→ **WRITTEN TASK**:
Retype each entry below exactly as it stands.

→ **DATA LINES**:
☆ ☆ ☆ ☆

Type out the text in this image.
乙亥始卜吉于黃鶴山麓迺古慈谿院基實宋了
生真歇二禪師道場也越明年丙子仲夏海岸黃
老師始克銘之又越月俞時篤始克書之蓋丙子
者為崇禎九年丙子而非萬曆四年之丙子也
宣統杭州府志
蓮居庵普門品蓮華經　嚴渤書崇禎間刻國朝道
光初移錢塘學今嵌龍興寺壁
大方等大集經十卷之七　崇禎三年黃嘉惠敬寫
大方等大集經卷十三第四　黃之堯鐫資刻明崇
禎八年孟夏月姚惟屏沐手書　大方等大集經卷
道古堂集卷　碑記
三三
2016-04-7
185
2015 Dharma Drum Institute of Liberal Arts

☆ ☆ ☆ ☆

→ **COMPLETE ANSWER**:
Type out the text in this image.
乙亥始卜吉于黃鶴山麓迺古慈谿院基實宋了
生真歇二禪師道場也越明年丙子仲夏海岸黃
老師始克銘之又越月俞時篤始克書之蓋丙子
者為崇禎九年丙子而非萬曆四年之丙子也
宣統杭州府志
蓮居庵普門品蓮華經　嚴渤書崇禎間刻國朝道
光初移錢塘學今嵌龍興寺壁
大方等大集經十卷之七　崇禎三年黃嘉惠敬寫
大方等大集經卷十三第四　黃之堯鐫資刻明崇
禎八年孟夏月姚惟屏沐手書　大方等大集經卷
道古堂集卷　碑記
三三
2016-04-7
185
2015 Dharma Drum Institute of Liberal Arts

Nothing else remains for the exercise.